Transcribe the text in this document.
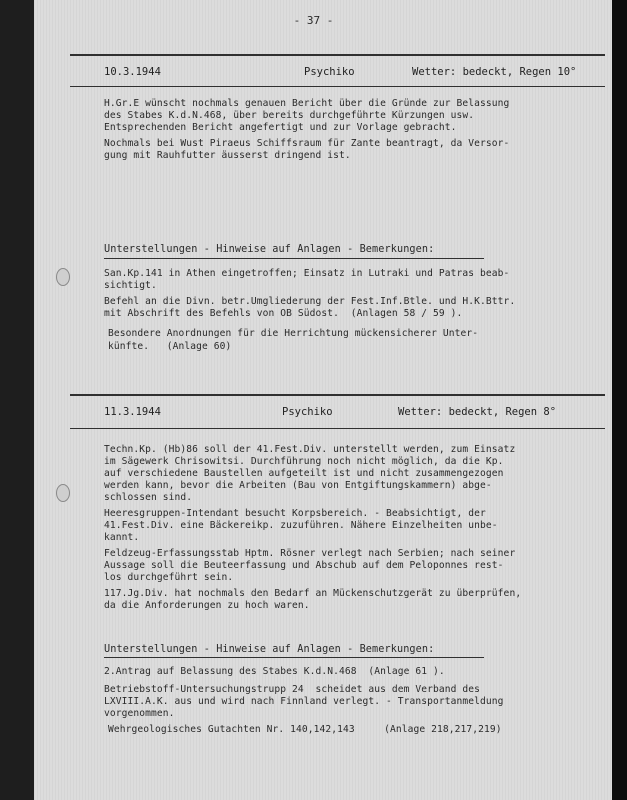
- 37 -
10.3.1944	Psychiko	Wetter: bedeckt, Regen 10°

H.Gr.E wünscht nochmals genauen Bericht über die Gründe zur Belassung

des Stabes K.d.N.468, über bereits durchgeführte Kürzungen usw.

Entsprechenden Bericht angefertigt und zur Vorlage gebracht.

Nochmals bei Wust Piraeus Schiffsraum für Zante beantragt, da Versor-

gung mit Rauhfutter äusserst dringend ist.

Unterstellungen - Hinweise auf Anlagen - Bemerkungen:

San.Kp.141 in Athen eingetroffen; Einsatz in Lutraki und Patras beab-

sichtigt.

Befehl an die Divn. betr.Umgliederung der Fest.Inf.Btle. und H.K.Bttr.

mit Abschrift des Befehls von OB Südost.  (Anlagen 58 / 59 ).

Besondere Anordnungen für die Herrichtung mückensicherer Unter-

künfte.   (Anlage 60)

11.3.1944	Psychiko	Wetter: bedeckt, Regen 8°

Techn.Kp. (Hb)86 soll der 41.Fest.Div. unterstellt werden, zum Einsatz

im Sägewerk Chrisowitsi. Durchführung noch nicht möglich, da die Kp.

auf verschiedene Baustellen aufgeteilt ist und nicht zusammengezogen

werden kann, bevor die Arbeiten (Bau von Entgiftungskammern) abge-

schlossen sind.

Heeresgruppen-Intendant besucht Korpsbereich. - Beabsichtigt, der

41.Fest.Div. eine Bäckereikp. zuzuführen. Nähere Einzelheiten unbe-

kannt.

Feldzeug-Erfassungsstab Hptm. Rösner verlegt nach Serbien; nach seiner

Aussage soll die Beuteerfassung und Abschub auf dem Peloponnes rest-

los durchgeführt sein.

117.Jg.Div. hat nochmals den Bedarf an Mückenschutzgerät zu überprüfen,

da die Anforderungen zu hoch waren.

Unterstellungen - Hinweise auf Anlagen - Bemerkungen:

2.Antrag auf Belassung des Stabes K.d.N.468  (Anlage 61 ).

Betriebstoff-Untersuchungstrupp 24  scheidet aus dem Verband des

LXVIII.A.K. aus und wird nach Finnland verlegt. - Transportanmeldung

vorgenommen.

Wehrgeologisches Gutachten Nr. 140,142,143     (Anlage 218,217,219)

» Work instructions
Scan the data above and copy each line containing the word "Stabes".

» Solved exercise
des Stabes K.d.N.468, über bereits durchgeführte Kürzungen usw.
2.Antrag auf Belassung des Stabes K.d.N.468  (Anlage 61 ).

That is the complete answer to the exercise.